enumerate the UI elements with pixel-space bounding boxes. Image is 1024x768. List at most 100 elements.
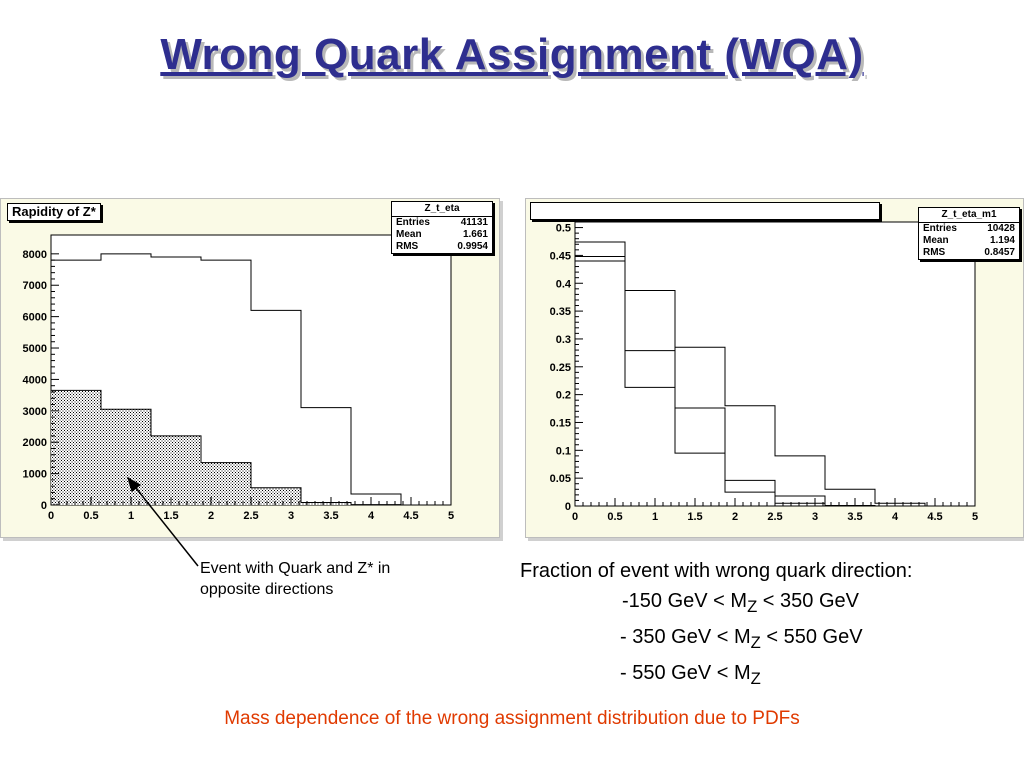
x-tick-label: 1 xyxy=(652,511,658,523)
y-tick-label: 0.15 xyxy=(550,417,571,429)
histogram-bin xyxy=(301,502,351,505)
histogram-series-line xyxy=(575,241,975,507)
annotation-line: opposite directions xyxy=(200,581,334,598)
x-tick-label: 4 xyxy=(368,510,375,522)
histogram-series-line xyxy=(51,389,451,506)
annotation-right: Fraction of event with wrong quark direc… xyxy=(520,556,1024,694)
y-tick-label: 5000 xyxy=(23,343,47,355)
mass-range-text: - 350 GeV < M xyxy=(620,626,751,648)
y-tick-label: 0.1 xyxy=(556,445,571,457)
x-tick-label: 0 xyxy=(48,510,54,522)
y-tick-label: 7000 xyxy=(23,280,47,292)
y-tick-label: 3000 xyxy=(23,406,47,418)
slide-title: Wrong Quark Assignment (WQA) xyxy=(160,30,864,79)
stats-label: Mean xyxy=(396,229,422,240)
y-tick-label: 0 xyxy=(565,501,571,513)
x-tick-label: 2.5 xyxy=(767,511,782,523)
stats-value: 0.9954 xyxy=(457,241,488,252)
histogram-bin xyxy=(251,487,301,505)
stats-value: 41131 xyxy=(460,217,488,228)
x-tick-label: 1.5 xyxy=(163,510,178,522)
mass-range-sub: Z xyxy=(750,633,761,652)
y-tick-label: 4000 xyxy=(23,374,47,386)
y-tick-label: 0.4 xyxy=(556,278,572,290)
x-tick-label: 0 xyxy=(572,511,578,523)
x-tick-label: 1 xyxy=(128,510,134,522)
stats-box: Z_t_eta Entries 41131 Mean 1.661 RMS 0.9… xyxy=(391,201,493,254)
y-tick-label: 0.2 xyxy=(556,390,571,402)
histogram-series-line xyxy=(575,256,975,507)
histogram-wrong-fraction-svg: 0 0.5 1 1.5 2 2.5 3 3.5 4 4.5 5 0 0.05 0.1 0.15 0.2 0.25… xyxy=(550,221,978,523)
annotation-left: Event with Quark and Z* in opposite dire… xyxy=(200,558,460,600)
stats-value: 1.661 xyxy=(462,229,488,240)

Exercise brief —
Duplicate every line above, leaving out the pictures.

Output of the task —
enumerate the UI elements with pixel-space bounding boxes. Image is 1024x768. List at most 100 elements.
x-tick-label: 1 xyxy=(652,511,658,523)
y-tick-label: 0.15 xyxy=(550,417,571,429)
histogram-bin xyxy=(301,502,351,505)
histogram-series-line xyxy=(575,241,975,507)
annotation-line: opposite directions xyxy=(200,581,334,598)
x-tick-label: 4 xyxy=(368,510,375,522)
histogram-series-line xyxy=(51,389,451,506)
annotation-right: Fraction of event with wrong quark direc… xyxy=(520,556,1024,694)
y-tick-label: 5000 xyxy=(23,343,47,355)
mass-range-text: - 350 GeV < M xyxy=(620,626,751,648)
y-tick-label: 0.1 xyxy=(556,445,571,457)
x-tick-label: 0 xyxy=(48,510,54,522)
y-tick-label: 7000 xyxy=(23,280,47,292)
y-tick-label: 3000 xyxy=(23,406,47,418)
slide-title: Wrong Quark Assignment (WQA) xyxy=(160,30,864,79)
stats-label: Mean xyxy=(396,229,422,240)
y-tick-label: 0 xyxy=(565,501,571,513)
x-tick-label: 2.5 xyxy=(767,511,782,523)
stats-value: 0.9954 xyxy=(457,241,488,252)
histogram-bin xyxy=(251,487,301,505)
stats-value: 41131 xyxy=(460,217,488,228)
x-tick-label: 1.5 xyxy=(163,510,178,522)
mass-range-sub: Z xyxy=(750,633,761,652)
y-tick-label: 4000 xyxy=(23,374,47,386)
y-tick-label: 0.4 xyxy=(556,278,572,290)
x-tick-label: 0 xyxy=(572,511,578,523)
x-tick-label: 1 xyxy=(128,510,134,522)
stats-box: Z_t_eta Entries 41131 Mean 1.661 RMS 0.9… xyxy=(391,201,493,254)
y-tick-label: 0.2 xyxy=(556,390,571,402)
histogram-series-line xyxy=(575,256,975,507)
histogram-wrong-fraction-svg: 0 0.5 1 1.5 2 2.5 3 3.5 4 4.5 5 0 0.05 0.1 0.15 0.2 0.25… xyxy=(550,221,978,523)
annotation-left: Event with Quark and Z* in opposite dire… xyxy=(200,558,460,600)
stats-value: 1.661 xyxy=(462,229,488,240)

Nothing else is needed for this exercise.